Work to do | Separate out the lines that hold "från".

Excerpted data |

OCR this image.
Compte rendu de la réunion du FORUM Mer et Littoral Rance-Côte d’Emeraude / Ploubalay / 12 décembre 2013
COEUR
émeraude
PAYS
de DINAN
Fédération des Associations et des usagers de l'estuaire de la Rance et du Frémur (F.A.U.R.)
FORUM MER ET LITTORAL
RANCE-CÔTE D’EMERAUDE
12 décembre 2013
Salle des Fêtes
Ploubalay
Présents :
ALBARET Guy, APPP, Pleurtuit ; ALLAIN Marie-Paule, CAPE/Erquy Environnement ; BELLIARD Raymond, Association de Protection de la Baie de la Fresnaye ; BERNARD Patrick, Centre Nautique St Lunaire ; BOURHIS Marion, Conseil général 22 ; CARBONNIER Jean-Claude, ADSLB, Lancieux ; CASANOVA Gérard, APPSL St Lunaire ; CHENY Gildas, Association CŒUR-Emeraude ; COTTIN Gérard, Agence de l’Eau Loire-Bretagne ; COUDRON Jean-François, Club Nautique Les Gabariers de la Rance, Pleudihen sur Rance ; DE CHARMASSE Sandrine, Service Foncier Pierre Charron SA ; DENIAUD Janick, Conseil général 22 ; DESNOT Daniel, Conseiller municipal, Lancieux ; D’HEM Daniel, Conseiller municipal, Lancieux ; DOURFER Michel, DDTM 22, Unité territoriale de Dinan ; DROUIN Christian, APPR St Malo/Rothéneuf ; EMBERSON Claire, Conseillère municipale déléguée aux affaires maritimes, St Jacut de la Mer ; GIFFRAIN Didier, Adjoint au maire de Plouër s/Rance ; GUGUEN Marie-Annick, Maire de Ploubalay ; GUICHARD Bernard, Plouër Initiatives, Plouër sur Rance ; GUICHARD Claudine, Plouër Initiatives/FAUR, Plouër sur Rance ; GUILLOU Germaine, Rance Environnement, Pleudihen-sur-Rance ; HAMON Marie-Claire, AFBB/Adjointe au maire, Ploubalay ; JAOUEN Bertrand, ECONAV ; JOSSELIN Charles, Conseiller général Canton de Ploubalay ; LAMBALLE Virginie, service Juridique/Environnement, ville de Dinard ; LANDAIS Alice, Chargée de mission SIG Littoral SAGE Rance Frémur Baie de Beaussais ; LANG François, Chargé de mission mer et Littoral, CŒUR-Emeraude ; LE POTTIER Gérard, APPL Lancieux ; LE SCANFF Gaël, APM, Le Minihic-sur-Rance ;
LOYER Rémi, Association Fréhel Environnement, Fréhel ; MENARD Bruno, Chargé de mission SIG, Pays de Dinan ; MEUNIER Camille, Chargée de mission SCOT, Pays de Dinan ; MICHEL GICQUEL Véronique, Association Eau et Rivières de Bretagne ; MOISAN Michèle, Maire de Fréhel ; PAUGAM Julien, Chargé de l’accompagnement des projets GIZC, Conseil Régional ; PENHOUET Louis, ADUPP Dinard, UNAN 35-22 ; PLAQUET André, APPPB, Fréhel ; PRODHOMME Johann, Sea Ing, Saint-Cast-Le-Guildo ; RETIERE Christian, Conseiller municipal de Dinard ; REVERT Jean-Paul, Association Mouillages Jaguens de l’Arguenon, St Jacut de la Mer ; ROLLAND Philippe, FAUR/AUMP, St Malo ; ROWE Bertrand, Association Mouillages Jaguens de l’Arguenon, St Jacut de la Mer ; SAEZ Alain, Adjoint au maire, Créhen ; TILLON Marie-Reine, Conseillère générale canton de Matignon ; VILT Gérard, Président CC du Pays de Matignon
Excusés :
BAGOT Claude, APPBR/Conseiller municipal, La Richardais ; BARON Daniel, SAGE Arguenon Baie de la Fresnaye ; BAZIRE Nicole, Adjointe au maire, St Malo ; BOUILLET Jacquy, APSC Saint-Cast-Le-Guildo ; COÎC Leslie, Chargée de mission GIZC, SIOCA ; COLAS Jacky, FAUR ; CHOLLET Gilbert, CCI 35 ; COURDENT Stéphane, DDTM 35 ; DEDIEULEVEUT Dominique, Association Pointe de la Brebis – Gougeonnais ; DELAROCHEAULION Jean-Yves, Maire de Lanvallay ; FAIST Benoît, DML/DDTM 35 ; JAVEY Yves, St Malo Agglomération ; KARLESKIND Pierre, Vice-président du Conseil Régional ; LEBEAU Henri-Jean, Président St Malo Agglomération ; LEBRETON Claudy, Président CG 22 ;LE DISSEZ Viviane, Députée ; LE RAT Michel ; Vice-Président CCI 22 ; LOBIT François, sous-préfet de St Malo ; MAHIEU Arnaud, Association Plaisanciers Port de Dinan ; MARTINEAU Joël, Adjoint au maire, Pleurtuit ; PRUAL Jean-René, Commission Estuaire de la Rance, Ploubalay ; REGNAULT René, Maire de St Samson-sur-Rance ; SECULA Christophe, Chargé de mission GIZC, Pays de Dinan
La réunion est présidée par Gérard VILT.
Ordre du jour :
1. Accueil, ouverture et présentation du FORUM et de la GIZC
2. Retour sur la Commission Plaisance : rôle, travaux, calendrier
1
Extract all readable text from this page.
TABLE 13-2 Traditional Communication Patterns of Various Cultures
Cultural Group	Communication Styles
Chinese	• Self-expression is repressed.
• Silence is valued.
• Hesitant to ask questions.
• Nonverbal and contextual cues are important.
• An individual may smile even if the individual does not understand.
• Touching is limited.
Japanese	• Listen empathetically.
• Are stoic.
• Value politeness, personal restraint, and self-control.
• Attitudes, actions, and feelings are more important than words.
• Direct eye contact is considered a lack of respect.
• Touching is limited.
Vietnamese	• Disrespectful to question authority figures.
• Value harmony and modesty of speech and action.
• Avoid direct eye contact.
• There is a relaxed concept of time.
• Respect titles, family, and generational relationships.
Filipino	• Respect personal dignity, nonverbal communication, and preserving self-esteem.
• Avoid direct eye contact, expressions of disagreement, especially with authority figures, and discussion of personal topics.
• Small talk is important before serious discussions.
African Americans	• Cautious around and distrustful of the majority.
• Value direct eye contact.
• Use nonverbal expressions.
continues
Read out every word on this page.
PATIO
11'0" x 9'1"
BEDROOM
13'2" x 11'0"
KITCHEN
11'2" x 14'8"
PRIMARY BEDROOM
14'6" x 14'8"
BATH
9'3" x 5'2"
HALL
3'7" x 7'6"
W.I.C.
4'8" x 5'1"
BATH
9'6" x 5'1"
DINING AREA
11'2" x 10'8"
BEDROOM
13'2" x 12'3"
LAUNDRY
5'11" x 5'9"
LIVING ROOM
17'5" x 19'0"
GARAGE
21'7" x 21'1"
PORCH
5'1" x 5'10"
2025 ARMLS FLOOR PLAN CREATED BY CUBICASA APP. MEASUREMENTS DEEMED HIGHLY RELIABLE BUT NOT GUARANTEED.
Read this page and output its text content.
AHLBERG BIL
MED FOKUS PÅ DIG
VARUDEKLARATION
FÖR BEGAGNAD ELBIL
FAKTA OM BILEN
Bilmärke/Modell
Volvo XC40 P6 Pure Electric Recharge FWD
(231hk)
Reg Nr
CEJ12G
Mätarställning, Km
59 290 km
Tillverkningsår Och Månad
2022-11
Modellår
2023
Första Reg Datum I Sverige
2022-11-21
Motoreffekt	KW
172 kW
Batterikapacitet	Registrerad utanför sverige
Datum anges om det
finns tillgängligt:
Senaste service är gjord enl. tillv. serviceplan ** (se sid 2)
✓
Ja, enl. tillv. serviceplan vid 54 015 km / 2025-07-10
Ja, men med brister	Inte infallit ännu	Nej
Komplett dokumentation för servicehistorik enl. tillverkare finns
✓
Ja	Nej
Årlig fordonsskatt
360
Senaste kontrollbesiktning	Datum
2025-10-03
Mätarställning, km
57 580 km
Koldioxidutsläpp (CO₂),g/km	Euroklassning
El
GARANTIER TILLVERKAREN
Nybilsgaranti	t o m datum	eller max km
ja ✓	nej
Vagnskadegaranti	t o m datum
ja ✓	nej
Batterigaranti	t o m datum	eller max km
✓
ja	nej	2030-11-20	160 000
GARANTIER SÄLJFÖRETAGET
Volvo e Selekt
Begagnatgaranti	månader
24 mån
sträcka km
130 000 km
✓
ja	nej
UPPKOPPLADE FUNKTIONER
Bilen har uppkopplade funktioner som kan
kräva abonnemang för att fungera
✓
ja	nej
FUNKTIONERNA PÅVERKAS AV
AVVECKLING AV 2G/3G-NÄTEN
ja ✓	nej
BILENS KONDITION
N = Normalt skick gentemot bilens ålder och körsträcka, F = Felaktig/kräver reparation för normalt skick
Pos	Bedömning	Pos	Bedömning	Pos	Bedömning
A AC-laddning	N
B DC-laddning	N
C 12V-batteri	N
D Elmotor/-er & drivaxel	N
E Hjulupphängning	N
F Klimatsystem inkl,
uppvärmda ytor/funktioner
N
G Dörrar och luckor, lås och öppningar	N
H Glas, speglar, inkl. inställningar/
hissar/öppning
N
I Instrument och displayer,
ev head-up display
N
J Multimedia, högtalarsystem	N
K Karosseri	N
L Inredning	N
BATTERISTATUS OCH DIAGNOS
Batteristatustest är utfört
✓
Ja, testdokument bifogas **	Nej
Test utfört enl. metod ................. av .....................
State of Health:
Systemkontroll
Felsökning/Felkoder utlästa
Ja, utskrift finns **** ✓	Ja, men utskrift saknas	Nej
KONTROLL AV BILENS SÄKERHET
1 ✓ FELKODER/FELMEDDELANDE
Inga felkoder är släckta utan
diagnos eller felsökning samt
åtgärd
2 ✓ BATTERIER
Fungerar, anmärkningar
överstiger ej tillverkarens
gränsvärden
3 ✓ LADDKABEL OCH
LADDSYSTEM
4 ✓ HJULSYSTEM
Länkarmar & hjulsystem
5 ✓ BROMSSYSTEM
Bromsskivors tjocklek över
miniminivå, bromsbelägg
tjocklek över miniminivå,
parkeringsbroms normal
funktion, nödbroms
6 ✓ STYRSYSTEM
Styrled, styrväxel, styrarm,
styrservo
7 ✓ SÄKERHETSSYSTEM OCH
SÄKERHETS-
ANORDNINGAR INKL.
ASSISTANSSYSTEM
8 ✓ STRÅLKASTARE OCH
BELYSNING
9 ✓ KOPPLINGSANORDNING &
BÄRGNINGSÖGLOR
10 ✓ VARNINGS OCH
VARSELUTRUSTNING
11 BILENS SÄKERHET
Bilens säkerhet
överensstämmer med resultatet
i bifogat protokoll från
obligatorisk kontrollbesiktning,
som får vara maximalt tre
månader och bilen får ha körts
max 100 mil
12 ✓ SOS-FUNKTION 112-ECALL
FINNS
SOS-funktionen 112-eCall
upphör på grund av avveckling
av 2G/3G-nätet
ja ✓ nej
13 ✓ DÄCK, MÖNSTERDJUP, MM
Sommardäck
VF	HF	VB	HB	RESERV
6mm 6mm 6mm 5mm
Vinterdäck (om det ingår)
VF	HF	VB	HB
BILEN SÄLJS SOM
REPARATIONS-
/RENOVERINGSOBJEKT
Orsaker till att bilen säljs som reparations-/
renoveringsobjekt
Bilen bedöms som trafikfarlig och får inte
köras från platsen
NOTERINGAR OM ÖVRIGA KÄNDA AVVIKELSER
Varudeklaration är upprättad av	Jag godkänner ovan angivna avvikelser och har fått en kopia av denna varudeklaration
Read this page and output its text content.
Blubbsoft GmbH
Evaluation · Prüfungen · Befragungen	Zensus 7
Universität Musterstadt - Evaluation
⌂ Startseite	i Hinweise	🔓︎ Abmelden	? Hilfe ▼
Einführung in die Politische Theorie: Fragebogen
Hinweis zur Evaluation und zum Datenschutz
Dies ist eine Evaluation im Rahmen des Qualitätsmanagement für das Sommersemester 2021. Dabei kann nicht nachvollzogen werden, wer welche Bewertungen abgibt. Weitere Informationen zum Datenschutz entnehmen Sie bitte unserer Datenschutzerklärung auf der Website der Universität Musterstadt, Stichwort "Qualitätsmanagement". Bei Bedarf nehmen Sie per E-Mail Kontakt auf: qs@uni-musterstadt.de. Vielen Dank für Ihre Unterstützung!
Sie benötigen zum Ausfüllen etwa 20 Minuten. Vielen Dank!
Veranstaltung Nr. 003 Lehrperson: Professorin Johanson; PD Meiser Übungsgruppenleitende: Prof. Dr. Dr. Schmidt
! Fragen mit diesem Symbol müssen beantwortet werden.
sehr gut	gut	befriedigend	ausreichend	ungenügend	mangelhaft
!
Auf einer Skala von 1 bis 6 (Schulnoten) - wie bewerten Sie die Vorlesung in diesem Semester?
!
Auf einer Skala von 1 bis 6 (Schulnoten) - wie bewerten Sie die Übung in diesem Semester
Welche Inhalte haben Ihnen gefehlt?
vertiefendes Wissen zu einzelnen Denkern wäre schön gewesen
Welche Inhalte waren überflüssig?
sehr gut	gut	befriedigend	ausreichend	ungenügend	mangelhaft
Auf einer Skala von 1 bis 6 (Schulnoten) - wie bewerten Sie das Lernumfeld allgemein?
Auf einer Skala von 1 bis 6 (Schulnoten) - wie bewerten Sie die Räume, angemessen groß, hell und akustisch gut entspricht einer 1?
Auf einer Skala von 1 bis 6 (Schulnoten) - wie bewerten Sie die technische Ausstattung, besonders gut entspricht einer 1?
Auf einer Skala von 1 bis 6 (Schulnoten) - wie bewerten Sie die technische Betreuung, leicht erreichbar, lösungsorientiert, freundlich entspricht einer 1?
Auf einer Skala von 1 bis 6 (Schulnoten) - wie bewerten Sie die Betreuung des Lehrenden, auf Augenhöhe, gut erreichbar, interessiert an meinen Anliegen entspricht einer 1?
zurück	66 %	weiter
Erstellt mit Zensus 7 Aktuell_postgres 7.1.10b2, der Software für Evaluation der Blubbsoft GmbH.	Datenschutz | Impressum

Response for this exercise |
i bifogat protokoll från
köras från platsen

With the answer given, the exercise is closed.